### [GIVEN EXERCISE]
Edit the dynamic optimization text from "Dynamic code optimizers" through "desired program/system behavior.", swapping "sequences" for "paths".

### [TEXT PASSAGE]
------------------------------------

Dynamic Optimization

For years, the steadily growing clock speed of new processors has been relied upon to deliver increased performance for a wide range of applications consistently. However, processor frequency scaling has stalled, driving microprocessor companies to investigate adding value through alternative technologies. To continue making gains in system performance existing systems need to optimize execution dynamically.

Dynamic code optimizers are a type of runtime systems that modify an application at run-time to promote desirable execution characteristics, such as high performance, low power, or better-managed resource consumption on the target platform. Most dynamic optimizers first observe run-time features to determine frequently executed sequences of code for performing optimizations within a given instance of execution. These sequences can span procedure boundaries as well as across shared libraries and therefore have more potential for optimization. After accumulating sufficient knowledge, the optimizers regenerate/translate the code into better versions to achieve the desired program/system behavior.

Runtime optimizer

The typical architecture of a runtime system is shown above. We build systems that monitor execution using hardware and software counters, and then dynamically optimize the code by invoking optimizers that specialize in code transformations. Typically, only the hot code is optimized as the penalty paid in optimizing the hot code is quickly recouped or amortized over the improvements we observe from the optimized code execution. We apply these techniques in the context of binary translators, just-in-time compilers for managed languages like JS and Java to improve performance, power, and reliability. 

Publications

W. Cui, D. Richins, Y. Zhu, and V. J. Reddi, “Tail Latency in Node.js: Energy Efficient Turbo Boosting for Long Latency Requests in Event-Driven Web Services,” in Proceedings of the 15th ACM SIGPLAN/SIGOPS International Conference on Virtual Execution Environments (VEE), 2019.Abstract

Cloud-based Web services are shifting to the event-driven, scripting language-based programming model to achieve productivity, flexibility, and scalability. Implementations of this model, however, generally suffer from long tail latencies, which we measure using Node.js as a case study. Unlike in traditional thread-based systems, reducing long tails is difficult in event-driven systems due to their inherent asynchronous programming model. We propose a framework to identify and optimize tail latency sources in scripted eventdriven Web services. We introduce profiling that allows us to gain deep insights into not only how asynchronous eventdriven execution impacts application tail latency but also how the managed runtime system overhead exacerbates the tail latency issue further. Using the profiling framework, we propose an event-driven execution runtime design that orchestrates the hardware’s boosting capabilities to reduce tail latency. We achieve higher tail latency reductions with lower energy overhead than prior techniques that are unaware of the underlying event-driven program execution model. The lessons we derive from Node.js apply to other event-driven services based on scripting language frameworks.

------------------------------------

### [STORED DATA]
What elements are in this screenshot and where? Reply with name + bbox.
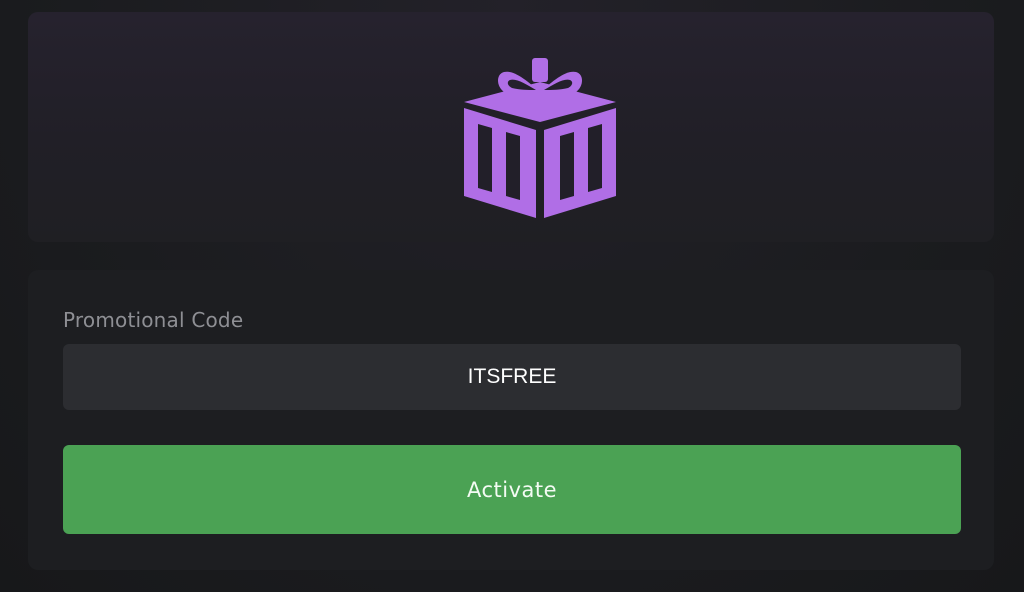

------------------------------------

### [ANSWER TO THE TASK]
Dynamic code optimizers are a type of runtime systems that modify an application at run-time to promote desirable execution characteristics, such as high performance, low power, or better-managed resource consumption on the target platform. Most dynamic optimizers first observe run-time features to determine frequently executed paths of code for performing optimizations within a given instance of execution. These paths can span procedure boundaries as well as across shared libraries and therefore have more potential for optimization. After accumulating sufficient knowledge, the optimizers regenerate/translate the code into better versions to achieve the desired program/system behavior.